Problem to solve: Make an exact copy of the records, with the images left out.

Data for the task:
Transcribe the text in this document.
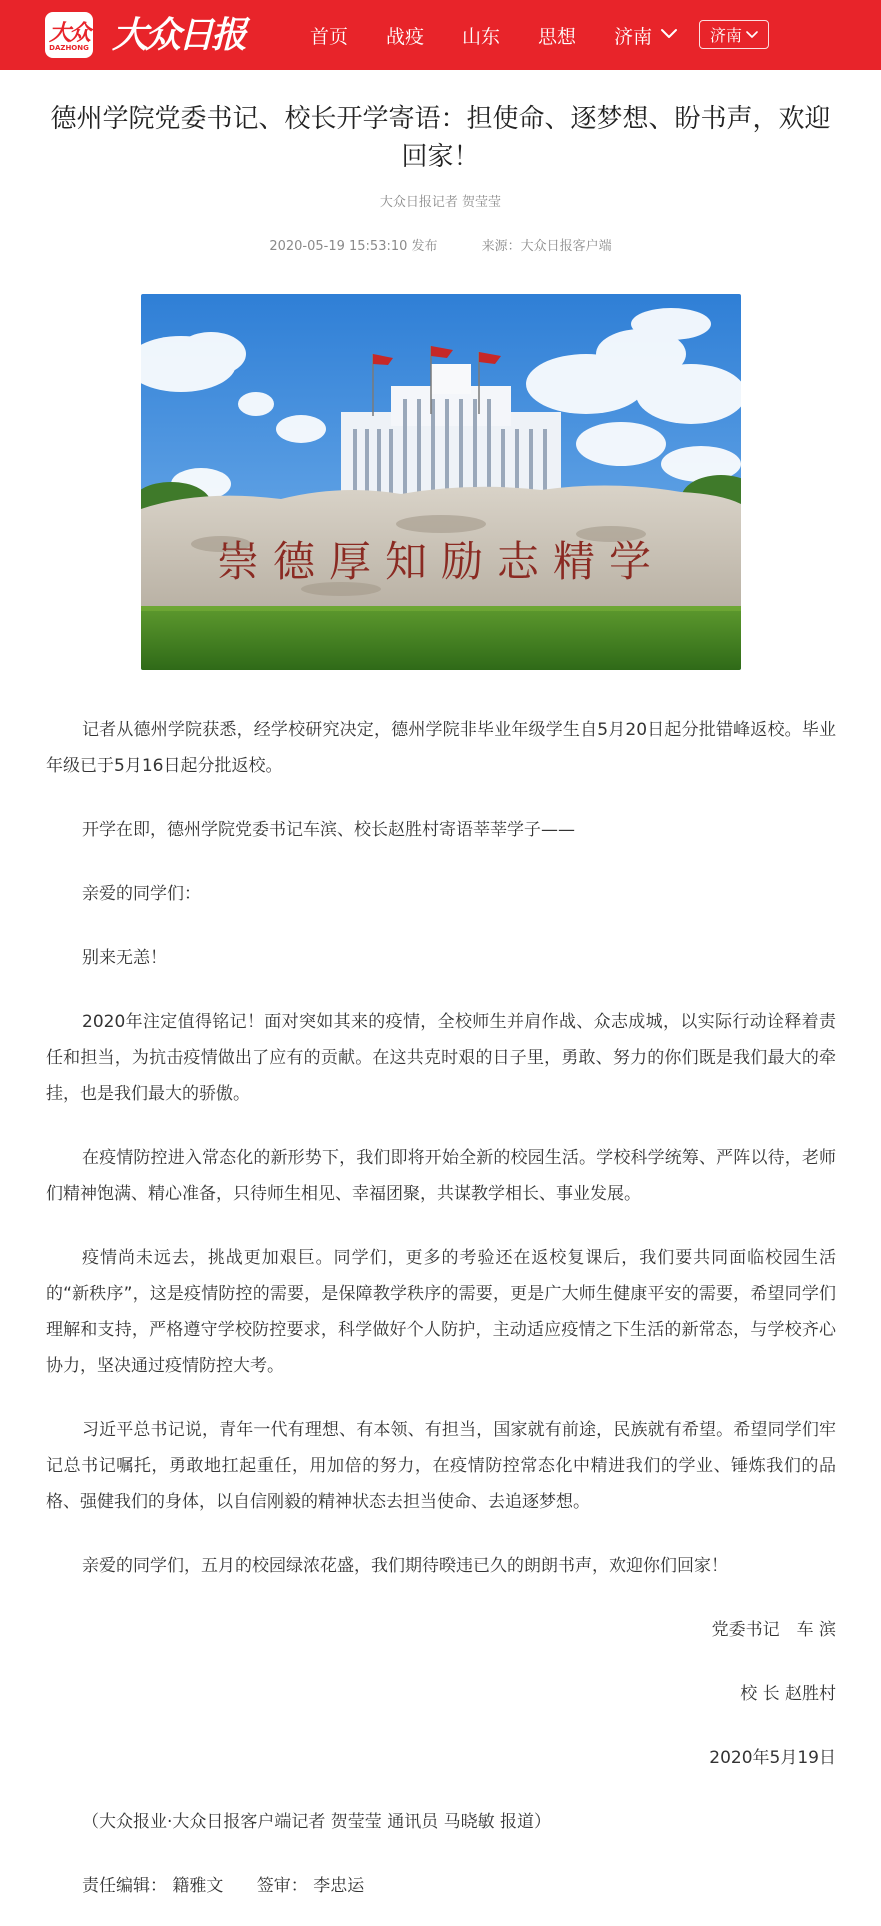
大众
DAZHONG 大众日报	首页 战疫 山东 思想 济南	济南
德州学院党委书记、校长开学寄语：担使命、逐梦想、盼书声，欢迎回家！
大众日报记者 贺莹莹
2020-05-19 15:53:10 发布	来源：大众日报客户端
崇德厚知励志精学

记者从德州学院获悉，经学校研究决定，德州学院非毕业年级学生自5月20日起分批错峰返校。毕业年级已于5月16日起分批返校。

开学在即，德州学院党委书记车滨、校长赵胜村寄语莘莘学子——

亲爱的同学们：

别来无恙！

2020年注定值得铭记！面对突如其来的疫情，全校师生并肩作战、众志成城，以实际行动诠释着责任和担当，为抗击疫情做出了应有的贡献。在这共克时艰的日子里，勇敢、努力的你们既是我们最大的牵挂，也是我们最大的骄傲。

在疫情防控进入常态化的新形势下，我们即将开始全新的校园生活。学校科学统筹、严阵以待，老师们精神饱满、精心准备，只待师生相见、幸福团聚，共谋教学相长、事业发展。

疫情尚未远去，挑战更加艰巨。同学们，更多的考验还在返校复课后，我们要共同面临校园生活的“新秩序”，这是疫情防控的需要，是保障教学秩序的需要，更是广大师生健康平安的需要，希望同学们理解和支持，严格遵守学校防控要求，科学做好个人防护，主动适应疫情之下生活的新常态，与学校齐心协力，坚决通过疫情防控大考。

习近平总书记说，青年一代有理想、有本领、有担当，国家就有前途，民族就有希望。希望同学们牢记总书记嘱托，勇敢地扛起重任，用加倍的努力，在疫情防控常态化中精进我们的学业、锤炼我们的品格、强健我们的身体，以自信刚毅的精神状态去担当使命、去追逐梦想。

亲爱的同学们，五月的校园绿浓花盛，我们期待暌违已久的朗朗书声，欢迎你们回家！

党委书记　车 滨

校 长 赵胜村

2020年5月19日

（大众报业·大众日报客户端记者 贺莹莹 通讯员 马晓敏 报道）

责任编辑： 籍雅文 签审： 李忠运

Answer for the task:
Transcribe the text in this document.
大众
DAZHONG 大众日报	首页 战疫 山东 思想 济南	济南
德州学院党委书记、校长开学寄语：担使命、逐梦想、盼书声，欢迎回家！
大众日报记者 贺莹莹
2020-05-19 15:53:10 发布	来源：大众日报客户端
崇德厚知励志精学

记者从德州学院获悉，经学校研究决定，德州学院非毕业年级学生自5月20日起分批错峰返校。毕业年级已于5月16日起分批返校。

开学在即，德州学院党委书记车滨、校长赵胜村寄语莘莘学子——

亲爱的同学们：

别来无恙！

2020年注定值得铭记！面对突如其来的疫情，全校师生并肩作战、众志成城，以实际行动诠释着责任和担当，为抗击疫情做出了应有的贡献。在这共克时艰的日子里，勇敢、努力的你们既是我们最大的牵挂，也是我们最大的骄傲。

在疫情防控进入常态化的新形势下，我们即将开始全新的校园生活。学校科学统筹、严阵以待，老师们精神饱满、精心准备，只待师生相见、幸福团聚，共谋教学相长、事业发展。

疫情尚未远去，挑战更加艰巨。同学们，更多的考验还在返校复课后，我们要共同面临校园生活的“新秩序”，这是疫情防控的需要，是保障教学秩序的需要，更是广大师生健康平安的需要，希望同学们理解和支持，严格遵守学校防控要求，科学做好个人防护，主动适应疫情之下生活的新常态，与学校齐心协力，坚决通过疫情防控大考。

习近平总书记说，青年一代有理想、有本领、有担当，国家就有前途，民族就有希望。希望同学们牢记总书记嘱托，勇敢地扛起重任，用加倍的努力，在疫情防控常态化中精进我们的学业、锤炼我们的品格、强健我们的身体，以自信刚毅的精神状态去担当使命、去追逐梦想。

亲爱的同学们，五月的校园绿浓花盛，我们期待暌违已久的朗朗书声，欢迎你们回家！

党委书记　车 滨

校 长 赵胜村

2020年5月19日

（大众报业·大众日报客户端记者 贺莹莹 通讯员 马晓敏 报道）

责任编辑： 籍雅文 签审： 李忠运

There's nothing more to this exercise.